Collect the lines of the entries where "Analysis" shows up.
— START THE INPUT —
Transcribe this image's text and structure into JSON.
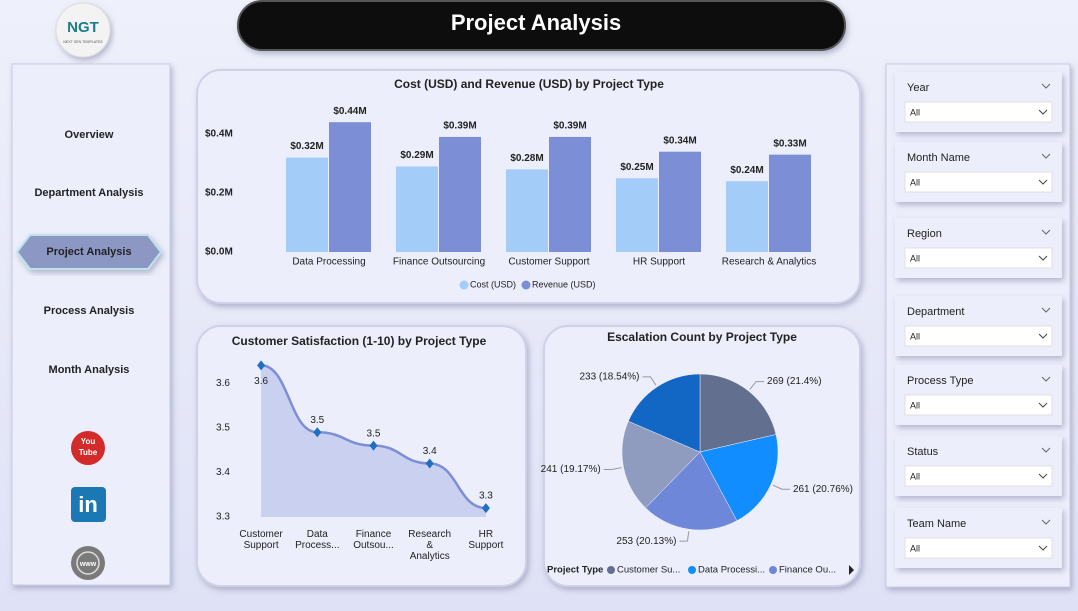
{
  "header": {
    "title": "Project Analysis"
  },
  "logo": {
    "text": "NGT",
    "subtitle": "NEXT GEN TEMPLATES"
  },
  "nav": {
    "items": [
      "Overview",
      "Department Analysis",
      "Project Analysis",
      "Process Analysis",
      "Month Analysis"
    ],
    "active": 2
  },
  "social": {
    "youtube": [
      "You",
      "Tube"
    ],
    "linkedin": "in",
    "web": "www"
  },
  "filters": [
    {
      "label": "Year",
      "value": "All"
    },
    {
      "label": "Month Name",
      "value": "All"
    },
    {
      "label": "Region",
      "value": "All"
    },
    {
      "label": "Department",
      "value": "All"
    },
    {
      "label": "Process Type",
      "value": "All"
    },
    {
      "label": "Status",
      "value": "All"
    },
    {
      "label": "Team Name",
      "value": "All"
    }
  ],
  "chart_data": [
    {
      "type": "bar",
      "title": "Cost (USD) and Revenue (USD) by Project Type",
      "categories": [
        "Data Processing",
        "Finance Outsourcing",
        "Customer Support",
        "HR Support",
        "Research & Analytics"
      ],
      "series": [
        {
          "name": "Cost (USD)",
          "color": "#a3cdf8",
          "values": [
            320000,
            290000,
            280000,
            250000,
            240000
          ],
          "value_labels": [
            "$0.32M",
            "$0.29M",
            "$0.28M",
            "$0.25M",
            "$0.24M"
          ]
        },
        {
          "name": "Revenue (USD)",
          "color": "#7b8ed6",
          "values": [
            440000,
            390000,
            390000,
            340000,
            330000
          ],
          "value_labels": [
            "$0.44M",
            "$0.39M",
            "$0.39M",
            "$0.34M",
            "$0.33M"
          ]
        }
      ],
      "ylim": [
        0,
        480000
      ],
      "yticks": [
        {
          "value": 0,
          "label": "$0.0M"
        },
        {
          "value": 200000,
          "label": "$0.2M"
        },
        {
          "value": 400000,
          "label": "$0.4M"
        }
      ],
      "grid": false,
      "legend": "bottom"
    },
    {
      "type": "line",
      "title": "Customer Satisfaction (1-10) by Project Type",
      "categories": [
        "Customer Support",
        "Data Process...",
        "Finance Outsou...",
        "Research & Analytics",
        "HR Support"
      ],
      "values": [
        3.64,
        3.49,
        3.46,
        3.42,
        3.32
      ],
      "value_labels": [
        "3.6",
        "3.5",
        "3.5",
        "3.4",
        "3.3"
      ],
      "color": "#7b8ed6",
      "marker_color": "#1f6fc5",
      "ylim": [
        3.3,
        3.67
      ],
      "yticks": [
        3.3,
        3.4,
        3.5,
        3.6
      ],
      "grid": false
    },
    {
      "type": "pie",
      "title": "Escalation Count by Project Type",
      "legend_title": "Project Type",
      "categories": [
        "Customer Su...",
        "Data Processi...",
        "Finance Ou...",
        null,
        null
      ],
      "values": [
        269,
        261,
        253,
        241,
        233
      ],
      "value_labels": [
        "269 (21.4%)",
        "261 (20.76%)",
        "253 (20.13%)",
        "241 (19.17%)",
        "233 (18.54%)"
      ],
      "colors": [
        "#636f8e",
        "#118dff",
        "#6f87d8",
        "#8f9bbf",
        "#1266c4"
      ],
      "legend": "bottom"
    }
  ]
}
— END THE INPUT —
SOLUTION TO THE EXERCISE:
    "title": "Project Analysis"
      "Department Analysis",
      "Project Analysis",
      "Process Analysis",
      "Month Analysis"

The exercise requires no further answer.